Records
┌────────

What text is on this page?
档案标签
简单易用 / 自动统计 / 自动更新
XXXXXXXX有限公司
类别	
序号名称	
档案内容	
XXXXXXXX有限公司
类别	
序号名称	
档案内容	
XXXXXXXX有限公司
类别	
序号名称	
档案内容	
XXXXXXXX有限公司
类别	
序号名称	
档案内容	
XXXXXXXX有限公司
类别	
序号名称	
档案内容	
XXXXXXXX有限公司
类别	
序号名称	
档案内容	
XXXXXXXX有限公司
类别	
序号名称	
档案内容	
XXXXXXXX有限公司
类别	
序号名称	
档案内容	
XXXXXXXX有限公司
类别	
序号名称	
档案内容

└────────
┌────────

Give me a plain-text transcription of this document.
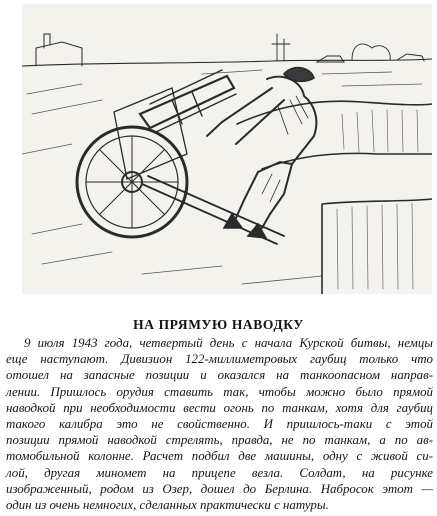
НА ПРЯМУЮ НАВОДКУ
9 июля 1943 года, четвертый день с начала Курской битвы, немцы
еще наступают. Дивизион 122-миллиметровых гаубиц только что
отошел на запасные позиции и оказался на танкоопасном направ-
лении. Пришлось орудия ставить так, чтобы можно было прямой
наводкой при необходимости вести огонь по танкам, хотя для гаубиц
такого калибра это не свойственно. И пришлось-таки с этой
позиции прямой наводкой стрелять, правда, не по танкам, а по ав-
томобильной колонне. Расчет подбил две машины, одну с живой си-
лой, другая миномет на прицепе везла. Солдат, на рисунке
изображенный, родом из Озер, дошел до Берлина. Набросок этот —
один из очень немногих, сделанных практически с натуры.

└────────
┌────────

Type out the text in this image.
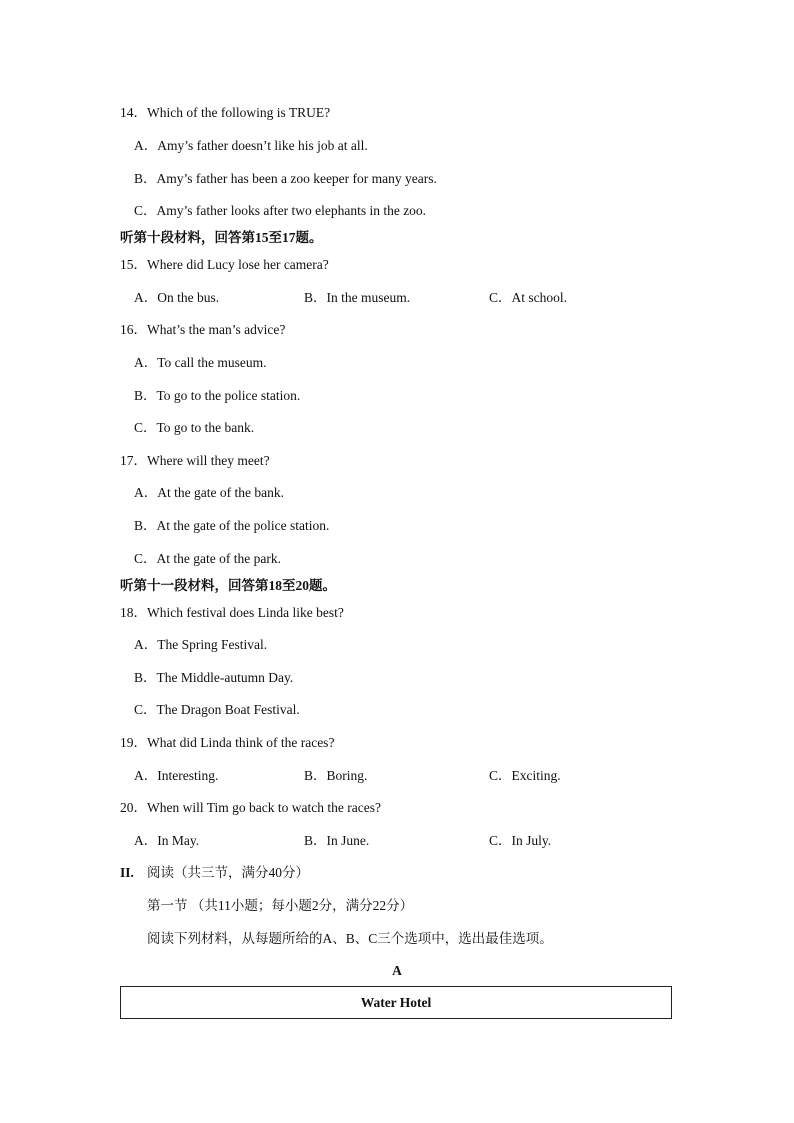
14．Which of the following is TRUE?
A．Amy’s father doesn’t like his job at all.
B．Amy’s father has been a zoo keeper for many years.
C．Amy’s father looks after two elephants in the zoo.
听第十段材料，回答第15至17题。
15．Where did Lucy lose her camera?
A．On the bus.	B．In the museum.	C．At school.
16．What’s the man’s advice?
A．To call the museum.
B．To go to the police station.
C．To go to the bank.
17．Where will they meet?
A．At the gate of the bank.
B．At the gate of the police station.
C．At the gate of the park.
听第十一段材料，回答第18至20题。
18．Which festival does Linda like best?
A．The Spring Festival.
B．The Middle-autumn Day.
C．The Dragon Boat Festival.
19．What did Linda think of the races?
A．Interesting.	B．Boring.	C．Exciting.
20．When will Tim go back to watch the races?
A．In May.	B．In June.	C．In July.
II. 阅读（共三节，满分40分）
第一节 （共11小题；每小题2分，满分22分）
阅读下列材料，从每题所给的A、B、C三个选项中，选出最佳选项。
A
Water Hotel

└────────

GOAL OF THE EXERCISE: Wherever a line in the data above holds "позиции", copy that line.

EXPECTED ANSWER:
отошел на запасные позиции и оказался на танкоопасном направ-
позиции прямой наводкой стрелять, правда, не по танкам, а по ав-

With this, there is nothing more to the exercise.